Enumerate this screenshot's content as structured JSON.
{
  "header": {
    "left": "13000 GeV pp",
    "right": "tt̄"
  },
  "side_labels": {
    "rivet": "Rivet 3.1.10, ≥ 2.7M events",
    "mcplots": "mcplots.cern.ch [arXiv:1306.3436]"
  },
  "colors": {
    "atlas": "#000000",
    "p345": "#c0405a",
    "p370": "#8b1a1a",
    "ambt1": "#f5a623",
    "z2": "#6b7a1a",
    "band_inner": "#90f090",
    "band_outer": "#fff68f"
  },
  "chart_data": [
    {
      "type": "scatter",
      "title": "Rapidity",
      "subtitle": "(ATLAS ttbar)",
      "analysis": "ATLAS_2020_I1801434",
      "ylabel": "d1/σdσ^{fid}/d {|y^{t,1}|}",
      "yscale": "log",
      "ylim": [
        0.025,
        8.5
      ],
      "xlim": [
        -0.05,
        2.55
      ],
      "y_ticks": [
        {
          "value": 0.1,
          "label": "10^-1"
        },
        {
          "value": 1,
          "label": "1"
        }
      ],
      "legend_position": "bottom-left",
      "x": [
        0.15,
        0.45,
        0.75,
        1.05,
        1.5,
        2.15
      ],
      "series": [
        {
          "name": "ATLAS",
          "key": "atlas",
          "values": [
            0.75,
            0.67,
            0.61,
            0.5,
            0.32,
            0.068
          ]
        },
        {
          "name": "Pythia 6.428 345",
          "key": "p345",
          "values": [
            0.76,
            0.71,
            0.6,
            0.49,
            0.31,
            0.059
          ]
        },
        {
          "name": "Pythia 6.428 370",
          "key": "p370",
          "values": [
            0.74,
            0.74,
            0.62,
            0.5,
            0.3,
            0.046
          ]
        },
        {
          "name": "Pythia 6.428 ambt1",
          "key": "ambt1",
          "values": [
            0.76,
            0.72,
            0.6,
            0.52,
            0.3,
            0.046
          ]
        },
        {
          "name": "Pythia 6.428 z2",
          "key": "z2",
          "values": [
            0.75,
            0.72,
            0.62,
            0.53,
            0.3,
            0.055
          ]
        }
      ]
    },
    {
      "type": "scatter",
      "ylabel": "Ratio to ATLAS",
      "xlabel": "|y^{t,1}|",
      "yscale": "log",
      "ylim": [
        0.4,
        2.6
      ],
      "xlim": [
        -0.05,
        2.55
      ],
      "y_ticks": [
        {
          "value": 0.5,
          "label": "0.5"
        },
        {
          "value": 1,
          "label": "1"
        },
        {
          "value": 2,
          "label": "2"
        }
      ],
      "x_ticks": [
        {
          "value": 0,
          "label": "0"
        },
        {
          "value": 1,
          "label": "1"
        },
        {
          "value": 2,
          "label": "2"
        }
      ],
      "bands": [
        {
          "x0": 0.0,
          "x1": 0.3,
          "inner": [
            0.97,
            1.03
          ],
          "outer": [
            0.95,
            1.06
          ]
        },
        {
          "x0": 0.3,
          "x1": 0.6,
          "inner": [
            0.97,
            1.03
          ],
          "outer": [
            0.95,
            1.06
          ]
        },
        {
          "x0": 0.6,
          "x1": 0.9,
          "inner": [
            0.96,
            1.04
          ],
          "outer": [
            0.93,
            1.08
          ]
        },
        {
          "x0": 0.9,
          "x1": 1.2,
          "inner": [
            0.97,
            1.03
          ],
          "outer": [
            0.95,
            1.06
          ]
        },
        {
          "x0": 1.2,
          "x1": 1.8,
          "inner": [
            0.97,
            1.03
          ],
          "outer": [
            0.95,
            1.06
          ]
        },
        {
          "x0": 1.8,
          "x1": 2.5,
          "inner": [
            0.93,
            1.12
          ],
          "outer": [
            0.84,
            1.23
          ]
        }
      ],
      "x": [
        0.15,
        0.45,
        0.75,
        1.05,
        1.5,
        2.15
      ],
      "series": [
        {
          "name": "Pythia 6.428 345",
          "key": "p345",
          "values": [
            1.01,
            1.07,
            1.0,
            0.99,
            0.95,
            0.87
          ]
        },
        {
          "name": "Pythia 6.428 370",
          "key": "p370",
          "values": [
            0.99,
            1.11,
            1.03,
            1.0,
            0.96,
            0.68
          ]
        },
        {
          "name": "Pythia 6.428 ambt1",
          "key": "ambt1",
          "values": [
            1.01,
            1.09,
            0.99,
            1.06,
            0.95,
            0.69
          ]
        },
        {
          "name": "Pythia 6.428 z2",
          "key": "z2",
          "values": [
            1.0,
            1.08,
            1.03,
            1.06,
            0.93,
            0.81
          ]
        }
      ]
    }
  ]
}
▬▬▬▬▬▬▬▬▬▬
INSTRUCTIONS FOR THE TASK:
Reproduce the material above, every line of it, exactly.

ANSWER TO THE EXERCISE:
Enumerate this screenshot's content as structured JSON.
{
  "header": {
    "left": "13000 GeV pp",
    "right": "tt̄"
  },
  "side_labels": {
    "rivet": "Rivet 3.1.10, ≥ 2.7M events",
    "mcplots": "mcplots.cern.ch [arXiv:1306.3436]"
  },
  "colors": {
    "atlas": "#000000",
    "p345": "#c0405a",
    "p370": "#8b1a1a",
    "ambt1": "#f5a623",
    "z2": "#6b7a1a",
    "band_inner": "#90f090",
    "band_outer": "#fff68f"
  },
  "chart_data": [
    {
      "type": "scatter",
      "title": "Rapidity",
      "subtitle": "(ATLAS ttbar)",
      "analysis": "ATLAS_2020_I1801434",
      "ylabel": "d1/σdσ^{fid}/d {|y^{t,1}|}",
      "yscale": "log",
      "ylim": [
        0.025,
        8.5
      ],
      "xlim": [
        -0.05,
        2.55
      ],
      "y_ticks": [
        {
          "value": 0.1,
          "label": "10^-1"
        },
        {
          "value": 1,
          "label": "1"
        }
      ],
      "legend_position": "bottom-left",
      "x": [
        0.15,
        0.45,
        0.75,
        1.05,
        1.5,
        2.15
      ],
      "series": [
        {
          "name": "ATLAS",
          "key": "atlas",
          "values": [
            0.75,
            0.67,
            0.61,
            0.5,
            0.32,
            0.068
          ]
        },
        {
          "name": "Pythia 6.428 345",
          "key": "p345",
          "values": [
            0.76,
            0.71,
            0.6,
            0.49,
            0.31,
            0.059
          ]
        },
        {
          "name": "Pythia 6.428 370",
          "key": "p370",
          "values": [
            0.74,
            0.74,
            0.62,
            0.5,
            0.3,
            0.046
          ]
        },
        {
          "name": "Pythia 6.428 ambt1",
          "key": "ambt1",
          "values": [
            0.76,
            0.72,
            0.6,
            0.52,
            0.3,
            0.046
          ]
        },
        {
          "name": "Pythia 6.428 z2",
          "key": "z2",
          "values": [
            0.75,
            0.72,
            0.62,
            0.53,
            0.3,
            0.055
          ]
        }
      ]
    },
    {
      "type": "scatter",
      "ylabel": "Ratio to ATLAS",
      "xlabel": "|y^{t,1}|",
      "yscale": "log",
      "ylim": [
        0.4,
        2.6
      ],
      "xlim": [
        -0.05,
        2.55
      ],
      "y_ticks": [
        {
          "value": 0.5,
          "label": "0.5"
        },
        {
          "value": 1,
          "label": "1"
        },
        {
          "value": 2,
          "label": "2"
        }
      ],
      "x_ticks": [
        {
          "value": 0,
          "label": "0"
        },
        {
          "value": 1,
          "label": "1"
        },
        {
          "value": 2,
          "label": "2"
        }
      ],
      "bands": [
        {
          "x0": 0.0,
          "x1": 0.3,
          "inner": [
            0.97,
            1.03
          ],
          "outer": [
            0.95,
            1.06
          ]
        },
        {
          "x0": 0.3,
          "x1": 0.6,
          "inner": [
            0.97,
            1.03
          ],
          "outer": [
            0.95,
            1.06
          ]
        },
        {
          "x0": 0.6,
          "x1": 0.9,
          "inner": [
            0.96,
            1.04
          ],
          "outer": [
            0.93,
            1.08
          ]
        },
        {
          "x0": 0.9,
          "x1": 1.2,
          "inner": [
            0.97,
            1.03
          ],
          "outer": [
            0.95,
            1.06
          ]
        },
        {
          "x0": 1.2,
          "x1": 1.8,
          "inner": [
            0.97,
            1.03
          ],
          "outer": [
            0.95,
            1.06
          ]
        },
        {
          "x0": 1.8,
          "x1": 2.5,
          "inner": [
            0.93,
            1.12
          ],
          "outer": [
            0.84,
            1.23
          ]
        }
      ],
      "x": [
        0.15,
        0.45,
        0.75,
        1.05,
        1.5,
        2.15
      ],
      "series": [
        {
          "name": "Pythia 6.428 345",
          "key": "p345",
          "values": [
            1.01,
            1.07,
            1.0,
            0.99,
            0.95,
            0.87
          ]
        },
        {
          "name": "Pythia 6.428 370",
          "key": "p370",
          "values": [
            0.99,
            1.11,
            1.03,
            1.0,
            0.96,
            0.68
          ]
        },
        {
          "name": "Pythia 6.428 ambt1",
          "key": "ambt1",
          "values": [
            1.01,
            1.09,
            0.99,
            1.06,
            0.95,
            0.69
          ]
        },
        {
          "name": "Pythia 6.428 z2",
          "key": "z2",
          "values": [
            1.0,
            1.08,
            1.03,
            1.06,
            0.93,
            0.81
          ]
        }
      ]
    }
  ]
}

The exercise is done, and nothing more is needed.